● **GOAL**: Your task is to repeat all of the data exactly while excluding the pictures.

— START SUPPLIED RECORDS —

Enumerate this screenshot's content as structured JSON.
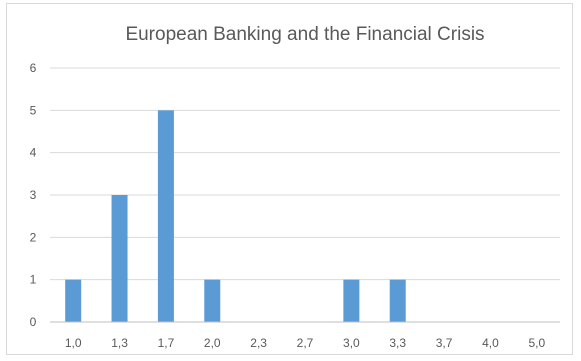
{
  "chart_data": {
    "type": "bar",
    "title": "European Banking and the Financial Crisis",
    "categories": [
      "1,0",
      "1,3",
      "1,7",
      "2,0",
      "2,3",
      "2,7",
      "3,0",
      "3,3",
      "3,7",
      "4,0",
      "5,0"
    ],
    "values": [
      1,
      3,
      5,
      1,
      0,
      0,
      1,
      1,
      0,
      0,
      0
    ],
    "ylim": [
      0,
      6
    ],
    "yticks": [
      "0",
      "1",
      "2",
      "3",
      "4",
      "5",
      "6"
    ],
    "xlabel": "",
    "ylabel": "",
    "grid": true,
    "legend": "none",
    "bar_color": "#5b9bd5"
  }
}
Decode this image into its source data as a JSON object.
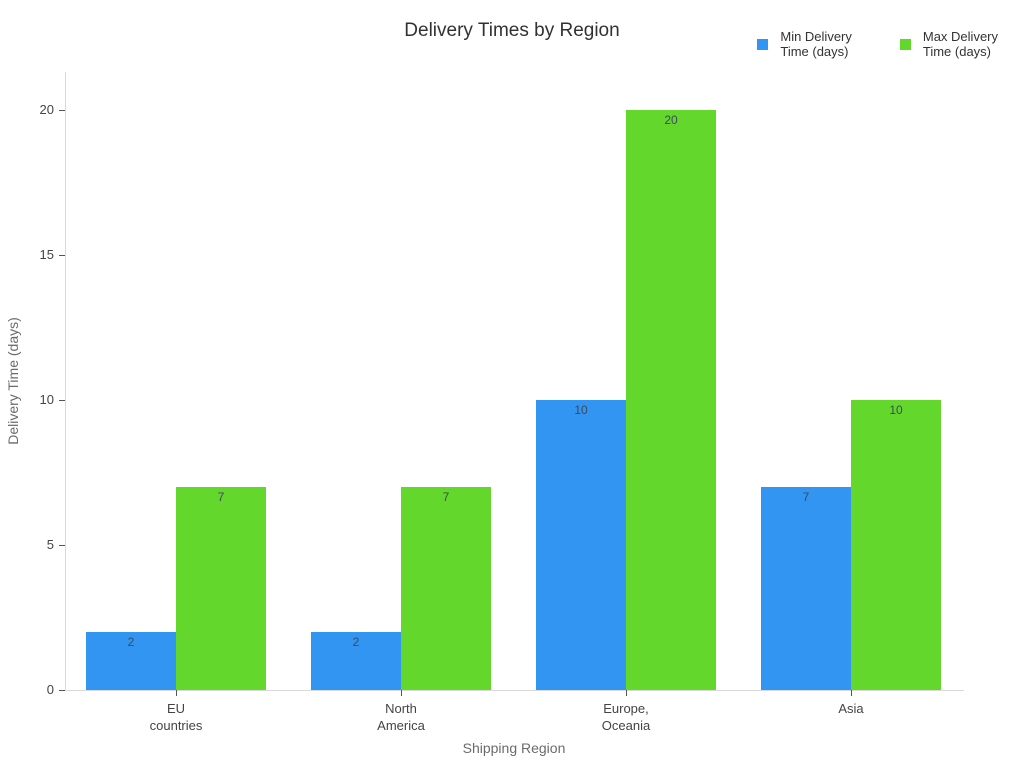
{
  "chart_data": {
    "type": "bar",
    "title": "Delivery Times by Region",
    "xlabel": "Shipping Region",
    "ylabel": "Delivery Time (days)",
    "categories": [
      "EU countries",
      "North America",
      "Europe, Oceania",
      "Asia"
    ],
    "category_lines": [
      [
        "EU",
        "countries"
      ],
      [
        "North",
        "America"
      ],
      [
        "Europe,",
        "Oceania"
      ],
      [
        "Asia"
      ]
    ],
    "series": [
      {
        "name": "Min Delivery Time (days)",
        "legend_lines": [
          "Min Delivery",
          "Time (days)"
        ],
        "color": "#3295F2",
        "values": [
          2,
          2,
          10,
          7
        ]
      },
      {
        "name": "Max Delivery Time (days)",
        "legend_lines": [
          "Max Delivery",
          "Time (days)"
        ],
        "color": "#64D72C",
        "values": [
          7,
          7,
          20,
          10
        ]
      }
    ],
    "ylim": [
      0,
      20
    ],
    "yticks": [
      0,
      5,
      10,
      15,
      20
    ],
    "grid": false,
    "legend_position": "top-right",
    "bar_value_labels": true,
    "axis_line_color": "#d9d9d9"
  }
}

— END SUPPLIED RECORDS —

● **WRITTEN SOLUTION**:
Enumerate this screenshot's content as structured JSON.
{
  "chart_data": {
    "type": "bar",
    "title": "European Banking and the Financial Crisis",
    "categories": [
      "1,0",
      "1,3",
      "1,7",
      "2,0",
      "2,3",
      "2,7",
      "3,0",
      "3,3",
      "3,7",
      "4,0",
      "5,0"
    ],
    "values": [
      1,
      3,
      5,
      1,
      0,
      0,
      1,
      1,
      0,
      0,
      0
    ],
    "ylim": [
      0,
      6
    ],
    "yticks": [
      "0",
      "1",
      "2",
      "3",
      "4",
      "5",
      "6"
    ],
    "xlabel": "",
    "ylabel": "",
    "grid": true,
    "legend": "none",
    "bar_color": "#5b9bd5"
  }
}
Decode this image into its source data as a JSON object.
{
  "chart_data": {
    "type": "bar",
    "title": "Delivery Times by Region",
    "xlabel": "Shipping Region",
    "ylabel": "Delivery Time (days)",
    "categories": [
      "EU countries",
      "North America",
      "Europe, Oceania",
      "Asia"
    ],
    "category_lines": [
      [
        "EU",
        "countries"
      ],
      [
        "North",
        "America"
      ],
      [
        "Europe,",
        "Oceania"
      ],
      [
        "Asia"
      ]
    ],
    "series": [
      {
        "name": "Min Delivery Time (days)",
        "legend_lines": [
          "Min Delivery",
          "Time (days)"
        ],
        "color": "#3295F2",
        "values": [
          2,
          2,
          10,
          7
        ]
      },
      {
        "name": "Max Delivery Time (days)",
        "legend_lines": [
          "Max Delivery",
          "Time (days)"
        ],
        "color": "#64D72C",
        "values": [
          7,
          7,
          20,
          10
        ]
      }
    ],
    "ylim": [
      0,
      20
    ],
    "yticks": [
      0,
      5,
      10,
      15,
      20
    ],
    "grid": false,
    "legend_position": "top-right",
    "bar_value_labels": true,
    "axis_line_color": "#d9d9d9"
  }
}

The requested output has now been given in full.